This is my summary of the Writing for Performance workshop (at Geneva Writers’ Conference) with Shaun McCarthy
Shaun addressed a small workshop group of fourteen people for two hours. He spent the first section talking about three things an audience expects, whether it is theatre, television or film. We may not do this consciously, but our conditioned knowledge of storytelling makes us expert at assessing what works.
“It might be the first play/film/TV episode you’ve ever written, but it’s certainly not the first story your audience has ever been told.”
Shaun began with three key questions.
Plausibility: do we believe this could happen? Whether in reality or this fictional world? Is the action driven by character motivation as opposed to puppets serving plot? Does the piece raise questions, make us think about themes, incite us to argue over its message?
Coherence: where it starts and ends, the gaps filled in, the backstory and momentum from one scene to the next, is this logical? Is chronologically the best way to reveal the experience? Can the audience predict what comes next and could that be subverted?

Items:
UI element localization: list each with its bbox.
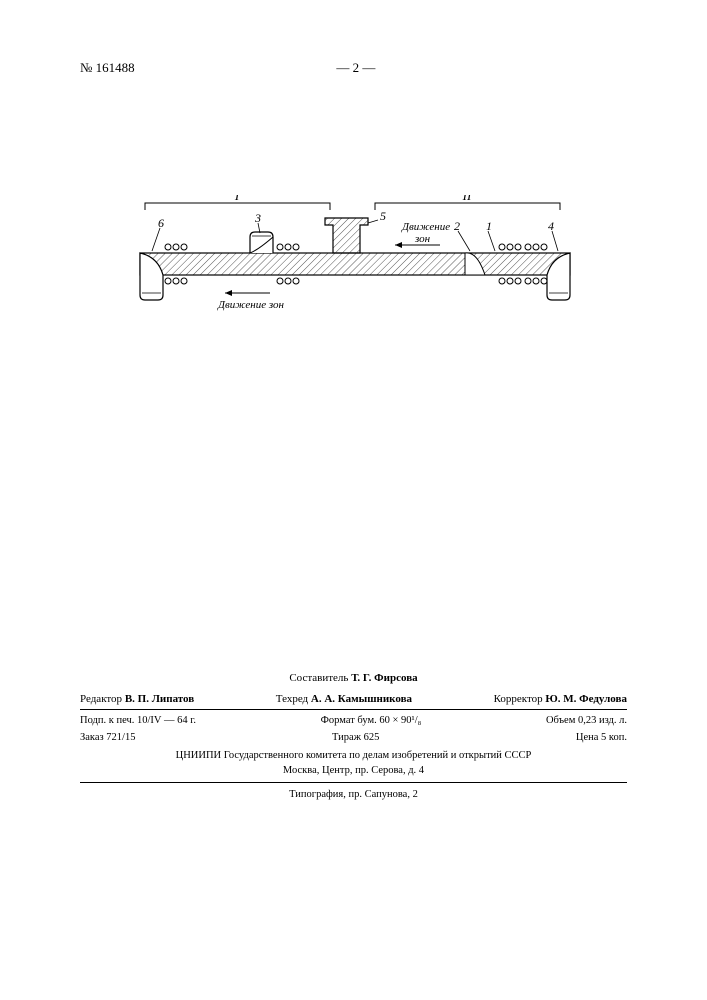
technical-diagram: I II (110, 195, 600, 335)
org-address: Москва, Центр, пр. Серова, д. 4 (80, 763, 627, 779)
corr-cell: Корректор Ю. М. Федулова (494, 691, 627, 708)
compiler-name: Т. Г. Фирсова (351, 672, 417, 684)
motion-top-1: Движение (401, 221, 450, 233)
editor-name: В. П. Липатов (125, 693, 194, 705)
print-price: Цена 5 коп. (576, 730, 627, 746)
label-5: 5 (380, 209, 386, 223)
motion-bottom: Движение зон (217, 299, 284, 311)
label-2: 2 (454, 219, 460, 233)
print-row-1: Подп. к печ. 10/IV — 64 г. Формат бум. 6… (80, 713, 627, 729)
compiler-label: Составитель (289, 672, 348, 684)
page-header: № 161488 — 2 — (0, 60, 707, 76)
editors-row: Редактор В. П. Липатов Техред А. А. Камы… (80, 691, 627, 711)
label-6: 6 (158, 216, 164, 230)
roman-2: II (462, 195, 472, 203)
page-number: — 2 — (336, 60, 375, 76)
typography-line: Типография, пр. Сапунова, 2 (80, 787, 627, 803)
editor-cell: Редактор В. П. Липатов (80, 691, 194, 708)
label-1: 1 (486, 219, 492, 233)
motion-top-2: зон (414, 233, 431, 245)
corr-label: Корректор (494, 693, 543, 705)
tech-name: А. А. Камышникова (311, 693, 412, 705)
tech-label: Техред (276, 693, 308, 705)
roman-1: I (234, 195, 240, 203)
editor-label: Редактор (80, 693, 122, 705)
compiler-line: Составитель Т. Г. Фирсова (80, 670, 627, 687)
print-order: Заказ 721/15 (80, 730, 135, 746)
print-date: Подп. к печ. 10/IV — 64 г. (80, 713, 196, 729)
label-4: 4 (548, 219, 554, 233)
footer: Составитель Т. Г. Фирсова Редактор В. П.… (80, 670, 627, 803)
label-3: 3 (254, 211, 261, 225)
print-tirage: Тираж 625 (332, 730, 379, 746)
org-name: ЦНИИПИ Государственного комитета по дела… (80, 748, 627, 764)
org-block: ЦНИИПИ Государственного комитета по дела… (80, 748, 627, 784)
doc-number: № 161488 (80, 60, 135, 76)
print-format: Формат бум. 60 × 90¹/₈ (321, 713, 422, 729)
print-row-2: Заказ 721/15 Тираж 625 Цена 5 коп. (80, 730, 627, 746)
print-volume: Объем 0,23 изд. л. (546, 713, 627, 729)
corr-name: Ю. М. Федулова (545, 693, 627, 705)
tech-cell: Техред А. А. Камышникова (276, 691, 412, 708)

Requirements:
1. In the workshop summary, rewrite the paragraph starting "Plausibility: do we believe" as a brief bulleted list that keeps its main points.
2. Resume the workshop summary from its last sentence and carry it onward.

The replies:
1.
Plausibility:
- Do we believe this could happen, in reality or in the fictional world?
- Is the action driven by character motivation rather than by puppets serving the plot?
- Does the piece raise questions, make us think about themes, and provoke argument over its message?

2.
Convention: The poster, title, image, strapline and marketing sets up a certain kind of expectation – viewers have an expectation of how they will feel at the end. Yet there is also an expectation of originality within the form. The space between satisfying preconceived ideas and challenging thought is an exciting area.
To illustrate the above, we watched the opening of Peaky Blinders and discussed what genres it referenced and what promises it set up.
Next, we explored the five act structure.
(Pick a play/film/TV series you know well and identify these for yourself. It’s a useful exercise.)
Establish the world of the play and then turn things around. Something must happen to challenge the normality of this environment and trigger a desire in our protagonist. This is the INCITING INCIDENT.
Followed by Advances and Setbacks. One step forward, one back, with increasing threat and/or greater glory, the hero/ine progresses to a point where everything rests on one choice.
CRISIS. The action, the decision, the risk-it-all leap, which must be propelled by character or the changes s/he has undergone.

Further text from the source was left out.